━━━━━ Excerpted records ━━━━━

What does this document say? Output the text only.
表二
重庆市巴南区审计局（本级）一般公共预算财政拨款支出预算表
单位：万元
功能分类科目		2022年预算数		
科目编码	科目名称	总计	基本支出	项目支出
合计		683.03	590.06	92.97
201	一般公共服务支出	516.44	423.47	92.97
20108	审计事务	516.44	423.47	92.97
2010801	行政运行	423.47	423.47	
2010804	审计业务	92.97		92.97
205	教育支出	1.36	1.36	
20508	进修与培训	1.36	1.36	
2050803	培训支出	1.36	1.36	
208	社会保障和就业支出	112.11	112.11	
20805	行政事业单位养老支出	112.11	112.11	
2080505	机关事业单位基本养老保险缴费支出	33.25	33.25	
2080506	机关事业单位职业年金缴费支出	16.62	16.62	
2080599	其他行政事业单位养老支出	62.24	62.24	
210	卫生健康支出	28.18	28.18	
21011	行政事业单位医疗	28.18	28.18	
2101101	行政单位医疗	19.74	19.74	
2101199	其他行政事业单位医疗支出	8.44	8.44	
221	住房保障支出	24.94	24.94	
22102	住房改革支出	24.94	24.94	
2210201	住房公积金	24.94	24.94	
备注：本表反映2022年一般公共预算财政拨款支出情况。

━━━━━

• _Given request_: Transcribe all of the entries without altering anything.

• _Expected output_:
What does this document say? Output the text only.
表二
重庆市巴南区审计局（本级）一般公共预算财政拨款支出预算表
单位：万元
功能分类科目		2022年预算数		
科目编码	科目名称	总计	基本支出	项目支出
合计		683.03	590.06	92.97
201	一般公共服务支出	516.44	423.47	92.97
20108	审计事务	516.44	423.47	92.97
2010801	行政运行	423.47	423.47	
2010804	审计业务	92.97		92.97
205	教育支出	1.36	1.36	
20508	进修与培训	1.36	1.36	
2050803	培训支出	1.36	1.36	
208	社会保障和就业支出	112.11	112.11	
20805	行政事业单位养老支出	112.11	112.11	
2080505	机关事业单位基本养老保险缴费支出	33.25	33.25	
2080506	机关事业单位职业年金缴费支出	16.62	16.62	
2080599	其他行政事业单位养老支出	62.24	62.24	
210	卫生健康支出	28.18	28.18	
21011	行政事业单位医疗	28.18	28.18	
2101101	行政单位医疗	19.74	19.74	
2101199	其他行政事业单位医疗支出	8.44	8.44	
221	住房保障支出	24.94	24.94	
22102	住房改革支出	24.94	24.94	
2210201	住房公积金	24.94	24.94	
备注：本表反映2022年一般公共预算财政拨款支出情况。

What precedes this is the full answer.